◆ **Problem description**
Identify every line in the records below that contains the word "values", and reproduce each one.

◆ **Data extract**
● ● ●

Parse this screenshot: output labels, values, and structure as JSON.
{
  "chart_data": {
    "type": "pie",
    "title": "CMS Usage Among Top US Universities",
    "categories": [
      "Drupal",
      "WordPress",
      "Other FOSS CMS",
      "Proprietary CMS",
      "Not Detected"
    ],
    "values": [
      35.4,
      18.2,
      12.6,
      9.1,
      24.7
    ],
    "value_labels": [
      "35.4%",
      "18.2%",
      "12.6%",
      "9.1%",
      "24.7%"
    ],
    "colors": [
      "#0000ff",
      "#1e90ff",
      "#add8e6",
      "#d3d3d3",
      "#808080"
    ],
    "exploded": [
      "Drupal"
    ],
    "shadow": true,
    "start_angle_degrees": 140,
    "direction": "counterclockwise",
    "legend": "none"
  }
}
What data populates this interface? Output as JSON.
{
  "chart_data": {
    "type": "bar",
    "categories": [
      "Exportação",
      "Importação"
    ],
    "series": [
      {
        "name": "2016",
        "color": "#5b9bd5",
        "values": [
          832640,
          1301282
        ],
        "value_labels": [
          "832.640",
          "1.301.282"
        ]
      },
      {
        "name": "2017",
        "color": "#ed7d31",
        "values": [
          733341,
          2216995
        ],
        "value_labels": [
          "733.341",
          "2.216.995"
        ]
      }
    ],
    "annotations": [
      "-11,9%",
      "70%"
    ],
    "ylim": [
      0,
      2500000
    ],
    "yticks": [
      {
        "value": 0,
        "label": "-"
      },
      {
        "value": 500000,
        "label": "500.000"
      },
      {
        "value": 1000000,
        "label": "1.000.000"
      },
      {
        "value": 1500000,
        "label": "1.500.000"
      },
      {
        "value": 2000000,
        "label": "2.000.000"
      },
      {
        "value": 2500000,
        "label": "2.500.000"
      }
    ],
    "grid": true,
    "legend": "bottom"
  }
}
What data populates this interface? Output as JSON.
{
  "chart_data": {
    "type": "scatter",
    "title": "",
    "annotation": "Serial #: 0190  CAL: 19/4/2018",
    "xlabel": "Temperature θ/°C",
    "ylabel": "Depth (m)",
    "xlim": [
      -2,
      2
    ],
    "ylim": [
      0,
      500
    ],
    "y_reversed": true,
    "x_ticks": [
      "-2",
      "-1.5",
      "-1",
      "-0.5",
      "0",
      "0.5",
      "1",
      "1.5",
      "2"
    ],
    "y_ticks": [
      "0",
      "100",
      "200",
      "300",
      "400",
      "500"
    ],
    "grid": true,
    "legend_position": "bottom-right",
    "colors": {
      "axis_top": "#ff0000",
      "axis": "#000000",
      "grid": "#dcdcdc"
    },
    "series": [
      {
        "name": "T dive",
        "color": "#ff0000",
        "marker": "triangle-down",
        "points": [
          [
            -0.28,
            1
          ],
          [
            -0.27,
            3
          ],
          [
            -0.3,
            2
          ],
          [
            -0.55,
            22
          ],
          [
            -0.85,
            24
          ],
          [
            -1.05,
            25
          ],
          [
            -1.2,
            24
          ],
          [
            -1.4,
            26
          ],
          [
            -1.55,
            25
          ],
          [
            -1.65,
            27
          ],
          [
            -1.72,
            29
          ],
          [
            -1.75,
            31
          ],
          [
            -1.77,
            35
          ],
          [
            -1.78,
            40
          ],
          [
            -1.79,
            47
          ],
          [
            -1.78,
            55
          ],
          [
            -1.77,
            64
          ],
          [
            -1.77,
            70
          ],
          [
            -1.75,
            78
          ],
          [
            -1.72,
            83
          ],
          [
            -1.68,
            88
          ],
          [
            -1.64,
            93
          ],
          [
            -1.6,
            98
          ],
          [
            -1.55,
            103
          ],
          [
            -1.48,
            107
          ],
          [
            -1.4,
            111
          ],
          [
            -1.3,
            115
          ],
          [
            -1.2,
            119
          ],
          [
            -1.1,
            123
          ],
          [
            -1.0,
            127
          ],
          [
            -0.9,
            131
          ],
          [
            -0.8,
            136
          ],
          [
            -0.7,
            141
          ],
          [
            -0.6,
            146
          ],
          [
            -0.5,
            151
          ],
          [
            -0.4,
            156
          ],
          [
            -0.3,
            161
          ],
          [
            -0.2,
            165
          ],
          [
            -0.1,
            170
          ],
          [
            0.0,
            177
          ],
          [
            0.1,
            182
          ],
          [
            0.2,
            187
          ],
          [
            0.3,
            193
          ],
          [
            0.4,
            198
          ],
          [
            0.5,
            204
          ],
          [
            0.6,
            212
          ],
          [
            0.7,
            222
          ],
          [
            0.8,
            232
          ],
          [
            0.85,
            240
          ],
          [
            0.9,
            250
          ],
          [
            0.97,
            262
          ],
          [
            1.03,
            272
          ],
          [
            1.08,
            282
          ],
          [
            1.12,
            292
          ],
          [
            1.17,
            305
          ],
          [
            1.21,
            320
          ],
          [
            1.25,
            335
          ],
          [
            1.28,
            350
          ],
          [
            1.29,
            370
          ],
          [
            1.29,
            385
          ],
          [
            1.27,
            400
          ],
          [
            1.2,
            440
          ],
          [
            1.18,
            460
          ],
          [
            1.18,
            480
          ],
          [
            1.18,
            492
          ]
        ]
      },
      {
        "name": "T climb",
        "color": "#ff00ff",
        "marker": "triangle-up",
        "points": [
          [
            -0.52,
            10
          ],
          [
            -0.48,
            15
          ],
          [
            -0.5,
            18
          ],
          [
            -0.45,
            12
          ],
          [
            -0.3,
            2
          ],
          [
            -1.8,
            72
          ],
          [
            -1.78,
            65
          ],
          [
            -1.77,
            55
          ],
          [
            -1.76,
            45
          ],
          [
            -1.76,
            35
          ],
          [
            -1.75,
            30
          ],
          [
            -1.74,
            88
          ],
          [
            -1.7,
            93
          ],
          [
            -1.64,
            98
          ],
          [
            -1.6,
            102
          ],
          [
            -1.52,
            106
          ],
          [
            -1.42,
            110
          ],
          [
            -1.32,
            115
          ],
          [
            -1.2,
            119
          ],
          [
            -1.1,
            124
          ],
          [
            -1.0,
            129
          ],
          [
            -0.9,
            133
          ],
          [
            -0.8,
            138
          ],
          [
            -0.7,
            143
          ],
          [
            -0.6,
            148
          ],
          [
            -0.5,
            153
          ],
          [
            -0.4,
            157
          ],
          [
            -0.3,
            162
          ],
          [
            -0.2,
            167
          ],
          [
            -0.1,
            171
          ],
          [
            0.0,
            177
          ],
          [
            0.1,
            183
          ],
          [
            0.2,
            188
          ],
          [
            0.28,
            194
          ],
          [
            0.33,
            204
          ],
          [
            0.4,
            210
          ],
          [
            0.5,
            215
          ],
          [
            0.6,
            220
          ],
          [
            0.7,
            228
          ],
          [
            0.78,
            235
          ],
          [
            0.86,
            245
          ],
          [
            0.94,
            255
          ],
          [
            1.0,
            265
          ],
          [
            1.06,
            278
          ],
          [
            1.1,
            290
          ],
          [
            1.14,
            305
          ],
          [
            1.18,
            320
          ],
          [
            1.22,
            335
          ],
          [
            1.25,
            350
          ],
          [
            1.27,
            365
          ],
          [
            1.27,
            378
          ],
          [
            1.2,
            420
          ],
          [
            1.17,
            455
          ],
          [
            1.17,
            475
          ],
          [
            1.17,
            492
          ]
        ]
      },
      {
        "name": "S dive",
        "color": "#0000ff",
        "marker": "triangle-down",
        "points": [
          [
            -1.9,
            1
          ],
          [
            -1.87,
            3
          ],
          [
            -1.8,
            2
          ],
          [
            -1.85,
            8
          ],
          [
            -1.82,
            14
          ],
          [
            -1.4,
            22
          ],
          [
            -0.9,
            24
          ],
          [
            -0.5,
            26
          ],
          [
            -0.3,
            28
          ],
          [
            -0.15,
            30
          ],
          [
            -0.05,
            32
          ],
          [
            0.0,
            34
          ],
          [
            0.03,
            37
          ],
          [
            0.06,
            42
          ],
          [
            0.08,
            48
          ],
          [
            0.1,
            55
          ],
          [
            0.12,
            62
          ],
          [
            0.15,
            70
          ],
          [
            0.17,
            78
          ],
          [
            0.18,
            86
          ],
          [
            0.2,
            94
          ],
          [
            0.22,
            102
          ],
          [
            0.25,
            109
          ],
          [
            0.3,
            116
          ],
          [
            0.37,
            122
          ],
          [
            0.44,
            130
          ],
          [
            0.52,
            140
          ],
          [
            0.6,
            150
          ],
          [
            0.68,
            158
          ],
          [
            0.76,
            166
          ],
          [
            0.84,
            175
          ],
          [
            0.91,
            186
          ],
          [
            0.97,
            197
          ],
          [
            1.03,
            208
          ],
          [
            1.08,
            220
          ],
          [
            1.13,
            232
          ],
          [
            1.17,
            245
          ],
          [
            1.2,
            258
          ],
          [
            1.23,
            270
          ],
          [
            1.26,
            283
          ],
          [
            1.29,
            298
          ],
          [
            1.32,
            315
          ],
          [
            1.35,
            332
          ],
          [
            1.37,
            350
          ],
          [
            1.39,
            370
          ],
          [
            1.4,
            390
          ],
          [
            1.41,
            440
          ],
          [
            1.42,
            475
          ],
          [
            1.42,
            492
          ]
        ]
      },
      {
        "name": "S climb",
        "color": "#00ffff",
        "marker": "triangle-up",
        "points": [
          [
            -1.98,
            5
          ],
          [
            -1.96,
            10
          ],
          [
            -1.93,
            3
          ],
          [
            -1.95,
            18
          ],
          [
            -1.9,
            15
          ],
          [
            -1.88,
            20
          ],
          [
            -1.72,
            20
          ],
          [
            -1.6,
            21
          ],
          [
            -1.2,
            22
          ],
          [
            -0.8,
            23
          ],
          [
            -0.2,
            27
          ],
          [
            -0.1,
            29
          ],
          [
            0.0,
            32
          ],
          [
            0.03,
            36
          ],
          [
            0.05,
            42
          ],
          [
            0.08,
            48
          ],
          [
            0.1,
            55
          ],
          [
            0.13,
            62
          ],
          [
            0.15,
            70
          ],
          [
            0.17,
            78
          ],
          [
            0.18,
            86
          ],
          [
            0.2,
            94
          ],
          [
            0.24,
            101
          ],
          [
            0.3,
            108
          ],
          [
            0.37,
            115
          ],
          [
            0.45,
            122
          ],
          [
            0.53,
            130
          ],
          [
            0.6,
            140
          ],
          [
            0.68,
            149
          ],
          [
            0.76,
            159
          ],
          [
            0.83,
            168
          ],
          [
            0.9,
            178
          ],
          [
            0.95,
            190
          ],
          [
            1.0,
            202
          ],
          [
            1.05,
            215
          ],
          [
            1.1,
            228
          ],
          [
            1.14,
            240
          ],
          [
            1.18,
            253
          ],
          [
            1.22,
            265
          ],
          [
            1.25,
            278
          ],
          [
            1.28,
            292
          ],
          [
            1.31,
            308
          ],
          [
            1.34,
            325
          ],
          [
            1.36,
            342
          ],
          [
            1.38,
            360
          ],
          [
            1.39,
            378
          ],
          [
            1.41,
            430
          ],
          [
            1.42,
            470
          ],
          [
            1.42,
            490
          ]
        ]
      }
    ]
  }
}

● ● ●

◆ **Final result**
Parse this screenshot: output labels, values, and structure as JSON.
    "values": [
        "values": [
        "values": [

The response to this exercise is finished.